Please quote the material exactly, every line of it.

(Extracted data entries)
□ □ □ □
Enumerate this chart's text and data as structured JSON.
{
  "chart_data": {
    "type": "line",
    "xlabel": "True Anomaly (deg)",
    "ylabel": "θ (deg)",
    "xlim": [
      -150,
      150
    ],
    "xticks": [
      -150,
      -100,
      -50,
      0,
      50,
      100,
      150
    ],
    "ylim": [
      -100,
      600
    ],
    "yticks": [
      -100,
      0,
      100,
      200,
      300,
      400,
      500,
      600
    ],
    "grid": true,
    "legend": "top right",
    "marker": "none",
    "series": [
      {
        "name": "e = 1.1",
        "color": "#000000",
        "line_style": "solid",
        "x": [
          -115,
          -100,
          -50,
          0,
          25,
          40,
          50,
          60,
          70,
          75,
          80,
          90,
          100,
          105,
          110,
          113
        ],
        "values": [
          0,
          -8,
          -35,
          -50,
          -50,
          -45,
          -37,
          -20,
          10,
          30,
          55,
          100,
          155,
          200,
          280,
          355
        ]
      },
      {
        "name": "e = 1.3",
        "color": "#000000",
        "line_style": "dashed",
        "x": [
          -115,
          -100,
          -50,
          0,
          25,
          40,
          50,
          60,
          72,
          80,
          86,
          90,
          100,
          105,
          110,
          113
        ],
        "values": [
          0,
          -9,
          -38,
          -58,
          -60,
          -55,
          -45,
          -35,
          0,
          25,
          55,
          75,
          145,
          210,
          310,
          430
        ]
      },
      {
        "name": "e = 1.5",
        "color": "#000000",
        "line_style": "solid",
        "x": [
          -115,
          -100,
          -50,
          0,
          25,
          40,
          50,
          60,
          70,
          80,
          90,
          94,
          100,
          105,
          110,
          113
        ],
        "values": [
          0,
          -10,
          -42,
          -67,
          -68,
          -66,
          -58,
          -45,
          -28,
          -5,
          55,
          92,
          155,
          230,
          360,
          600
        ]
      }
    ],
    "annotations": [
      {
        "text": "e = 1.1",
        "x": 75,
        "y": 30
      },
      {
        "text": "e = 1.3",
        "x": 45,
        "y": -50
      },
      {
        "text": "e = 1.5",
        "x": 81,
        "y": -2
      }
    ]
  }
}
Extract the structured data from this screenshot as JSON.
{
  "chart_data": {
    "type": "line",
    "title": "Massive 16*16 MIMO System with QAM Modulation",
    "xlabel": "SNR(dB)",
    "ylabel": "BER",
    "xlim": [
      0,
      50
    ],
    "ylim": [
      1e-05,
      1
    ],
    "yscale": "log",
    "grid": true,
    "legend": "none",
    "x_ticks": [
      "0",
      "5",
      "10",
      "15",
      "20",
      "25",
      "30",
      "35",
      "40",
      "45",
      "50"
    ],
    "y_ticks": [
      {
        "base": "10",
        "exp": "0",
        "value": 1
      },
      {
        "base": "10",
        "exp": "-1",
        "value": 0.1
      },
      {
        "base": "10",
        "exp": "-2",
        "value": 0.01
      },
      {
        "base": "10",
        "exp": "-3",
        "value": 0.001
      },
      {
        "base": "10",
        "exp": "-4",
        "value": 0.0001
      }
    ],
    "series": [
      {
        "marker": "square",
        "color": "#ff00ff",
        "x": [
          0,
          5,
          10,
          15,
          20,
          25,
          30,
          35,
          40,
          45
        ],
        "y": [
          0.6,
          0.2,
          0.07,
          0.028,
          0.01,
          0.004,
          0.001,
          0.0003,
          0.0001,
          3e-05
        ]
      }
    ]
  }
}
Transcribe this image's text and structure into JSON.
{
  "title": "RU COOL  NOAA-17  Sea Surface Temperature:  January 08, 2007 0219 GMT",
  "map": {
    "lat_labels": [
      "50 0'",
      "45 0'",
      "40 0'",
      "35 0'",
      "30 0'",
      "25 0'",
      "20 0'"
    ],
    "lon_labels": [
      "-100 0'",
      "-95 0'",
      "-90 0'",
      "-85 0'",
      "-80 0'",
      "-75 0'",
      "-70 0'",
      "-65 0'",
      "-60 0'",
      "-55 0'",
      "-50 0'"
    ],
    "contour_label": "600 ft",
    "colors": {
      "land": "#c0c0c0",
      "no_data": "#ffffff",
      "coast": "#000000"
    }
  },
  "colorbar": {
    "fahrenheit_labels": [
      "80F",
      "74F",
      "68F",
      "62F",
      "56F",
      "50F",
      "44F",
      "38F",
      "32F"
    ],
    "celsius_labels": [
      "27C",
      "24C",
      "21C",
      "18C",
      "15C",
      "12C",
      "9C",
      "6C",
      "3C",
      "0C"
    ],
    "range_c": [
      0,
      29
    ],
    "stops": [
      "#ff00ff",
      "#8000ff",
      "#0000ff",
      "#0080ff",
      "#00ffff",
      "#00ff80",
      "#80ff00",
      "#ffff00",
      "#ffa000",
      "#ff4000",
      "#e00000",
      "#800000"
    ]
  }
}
□ □ □ □
> _Solution to the problem_:
Enumerate this chart's text and data as structured JSON.
{
  "chart_data": {
    "type": "line",
    "xlabel": "True Anomaly (deg)",
    "ylabel": "θ (deg)",
    "xlim": [
      -150,
      150
    ],
    "xticks": [
      -150,
      -100,
      -50,
      0,
      50,
      100,
      150
    ],
    "ylim": [
      -100,
      600
    ],
    "yticks": [
      -100,
      0,
      100,
      200,
      300,
      400,
      500,
      600
    ],
    "grid": true,
    "legend": "top right",
    "marker": "none",
    "series": [
      {
        "name": "e = 1.1",
        "color": "#000000",
        "line_style": "solid",
        "x": [
          -115,
          -100,
          -50,
          0,
          25,
          40,
          50,
          60,
          70,
          75,
          80,
          90,
          100,
          105,
          110,
          113
        ],
        "values": [
          0,
          -8,
          -35,
          -50,
          -50,
          -45,
          -37,
          -20,
          10,
          30,
          55,
          100,
          155,
          200,
          280,
          355
        ]
      },
      {
        "name": "e = 1.3",
        "color": "#000000",
        "line_style": "dashed",
        "x": [
          -115,
          -100,
          -50,
          0,
          25,
          40,
          50,
          60,
          72,
          80,
          86,
          90,
          100,
          105,
          110,
          113
        ],
        "values": [
          0,
          -9,
          -38,
          -58,
          -60,
          -55,
          -45,
          -35,
          0,
          25,
          55,
          75,
          145,
          210,
          310,
          430
        ]
      },
      {
        "name": "e = 1.5",
        "color": "#000000",
        "line_style": "solid",
        "x": [
          -115,
          -100,
          -50,
          0,
          25,
          40,
          50,
          60,
          70,
          80,
          90,
          94,
          100,
          105,
          110,
          113
        ],
        "values": [
          0,
          -10,
          -42,
          -67,
          -68,
          -66,
          -58,
          -45,
          -28,
          -5,
          55,
          92,
          155,
          230,
          360,
          600
        ]
      }
    ],
    "annotations": [
      {
        "text": "e = 1.1",
        "x": 75,
        "y": 30
      },
      {
        "text": "e = 1.3",
        "x": 45,
        "y": -50
      },
      {
        "text": "e = 1.5",
        "x": 81,
        "y": -2
      }
    ]
  }
}
Extract the structured data from this screenshot as JSON.
{
  "chart_data": {
    "type": "line",
    "title": "Massive 16*16 MIMO System with QAM Modulation",
    "xlabel": "SNR(dB)",
    "ylabel": "BER",
    "xlim": [
      0,
      50
    ],
    "ylim": [
      1e-05,
      1
    ],
    "yscale": "log",
    "grid": true,
    "legend": "none",
    "x_ticks": [
      "0",
      "5",
      "10",
      "15",
      "20",
      "25",
      "30",
      "35",
      "40",
      "45",
      "50"
    ],
    "y_ticks": [
      {
        "base": "10",
        "exp": "0",
        "value": 1
      },
      {
        "base": "10",
        "exp": "-1",
        "value": 0.1
      },
      {
        "base": "10",
        "exp": "-2",
        "value": 0.01
      },
      {
        "base": "10",
        "exp": "-3",
        "value": 0.001
      },
      {
        "base": "10",
        "exp": "-4",
        "value": 0.0001
      }
    ],
    "series": [
      {
        "marker": "square",
        "color": "#ff00ff",
        "x": [
          0,
          5,
          10,
          15,
          20,
          25,
          30,
          35,
          40,
          45
        ],
        "y": [
          0.6,
          0.2,
          0.07,
          0.028,
          0.01,
          0.004,
          0.001,
          0.0003,
          0.0001,
          3e-05
        ]
      }
    ]
  }
}
Transcribe this image's text and structure into JSON.
{
  "title": "RU COOL  NOAA-17  Sea Surface Temperature:  January 08, 2007 0219 GMT",
  "map": {
    "lat_labels": [
      "50 0'",
      "45 0'",
      "40 0'",
      "35 0'",
      "30 0'",
      "25 0'",
      "20 0'"
    ],
    "lon_labels": [
      "-100 0'",
      "-95 0'",
      "-90 0'",
      "-85 0'",
      "-80 0'",
      "-75 0'",
      "-70 0'",
      "-65 0'",
      "-60 0'",
      "-55 0'",
      "-50 0'"
    ],
    "contour_label": "600 ft",
    "colors": {
      "land": "#c0c0c0",
      "no_data": "#ffffff",
      "coast": "#000000"
    }
  },
  "colorbar": {
    "fahrenheit_labels": [
      "80F",
      "74F",
      "68F",
      "62F",
      "56F",
      "50F",
      "44F",
      "38F",
      "32F"
    ],
    "celsius_labels": [
      "27C",
      "24C",
      "21C",
      "18C",
      "15C",
      "12C",
      "9C",
      "6C",
      "3C",
      "0C"
    ],
    "range_c": [
      0,
      29
    ],
    "stops": [
      "#ff00ff",
      "#8000ff",
      "#0000ff",
      "#0080ff",
      "#00ffff",
      "#00ff80",
      "#80ff00",
      "#ffff00",
      "#ffa000",
      "#ff4000",
      "#e00000",
      "#800000"
    ]
  }
}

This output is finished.